RECORD EXTRACTS start
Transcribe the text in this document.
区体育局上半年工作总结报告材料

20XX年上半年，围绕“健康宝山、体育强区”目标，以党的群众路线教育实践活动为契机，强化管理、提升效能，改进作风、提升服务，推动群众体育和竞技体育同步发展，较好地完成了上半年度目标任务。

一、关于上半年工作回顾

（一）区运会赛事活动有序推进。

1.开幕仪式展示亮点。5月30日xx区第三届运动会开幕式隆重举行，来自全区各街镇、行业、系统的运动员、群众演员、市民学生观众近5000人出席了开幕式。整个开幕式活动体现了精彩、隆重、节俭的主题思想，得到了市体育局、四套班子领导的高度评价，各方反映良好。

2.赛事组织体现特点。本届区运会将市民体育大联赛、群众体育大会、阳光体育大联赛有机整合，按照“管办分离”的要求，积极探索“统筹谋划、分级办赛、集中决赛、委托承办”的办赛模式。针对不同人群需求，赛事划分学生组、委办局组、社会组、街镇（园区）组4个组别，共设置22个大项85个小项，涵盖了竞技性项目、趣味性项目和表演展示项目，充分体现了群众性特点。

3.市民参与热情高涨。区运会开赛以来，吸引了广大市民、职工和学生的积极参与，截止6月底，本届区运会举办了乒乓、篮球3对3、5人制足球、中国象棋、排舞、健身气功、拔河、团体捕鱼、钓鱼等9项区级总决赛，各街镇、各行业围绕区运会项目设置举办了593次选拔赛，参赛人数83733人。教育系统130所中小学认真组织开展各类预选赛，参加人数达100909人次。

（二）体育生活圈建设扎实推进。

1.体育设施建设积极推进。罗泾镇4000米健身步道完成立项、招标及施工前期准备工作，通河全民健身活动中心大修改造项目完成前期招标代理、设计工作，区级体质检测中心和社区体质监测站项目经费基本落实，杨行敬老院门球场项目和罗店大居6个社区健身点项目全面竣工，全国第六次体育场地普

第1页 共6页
RECORD EXTRACTS end
§ WHAT YOU HAVE TO DO
Each line of the material should be echoed exactly.

§ RESULT
Transcribe the text in this document.
区体育局上半年工作总结报告材料

20XX年上半年，围绕“健康宝山、体育强区”目标，以党的群众路线教育实践活动为契机，强化管理、提升效能，改进作风、提升服务，推动群众体育和竞技体育同步发展，较好地完成了上半年度目标任务。

一、关于上半年工作回顾

（一）区运会赛事活动有序推进。

1.开幕仪式展示亮点。5月30日xx区第三届运动会开幕式隆重举行，来自全区各街镇、行业、系统的运动员、群众演员、市民学生观众近5000人出席了开幕式。整个开幕式活动体现了精彩、隆重、节俭的主题思想，得到了市体育局、四套班子领导的高度评价，各方反映良好。

2.赛事组织体现特点。本届区运会将市民体育大联赛、群众体育大会、阳光体育大联赛有机整合，按照“管办分离”的要求，积极探索“统筹谋划、分级办赛、集中决赛、委托承办”的办赛模式。针对不同人群需求，赛事划分学生组、委办局组、社会组、街镇（园区）组4个组别，共设置22个大项85个小项，涵盖了竞技性项目、趣味性项目和表演展示项目，充分体现了群众性特点。

3.市民参与热情高涨。区运会开赛以来，吸引了广大市民、职工和学生的积极参与，截止6月底，本届区运会举办了乒乓、篮球3对3、5人制足球、中国象棋、排舞、健身气功、拔河、团体捕鱼、钓鱼等9项区级总决赛，各街镇、各行业围绕区运会项目设置举办了593次选拔赛，参赛人数83733人。教育系统130所中小学认真组织开展各类预选赛，参加人数达100909人次。

（二）体育生活圈建设扎实推进。

1.体育设施建设积极推进。罗泾镇4000米健身步道完成立项、招标及施工前期准备工作，通河全民健身活动中心大修改造项目完成前期招标代理、设计工作，区级体质检测中心和社区体质监测站项目经费基本落实，杨行敬老院门球场项目和罗店大居6个社区健身点项目全面竣工，全国第六次体育场地普

第1页 共6页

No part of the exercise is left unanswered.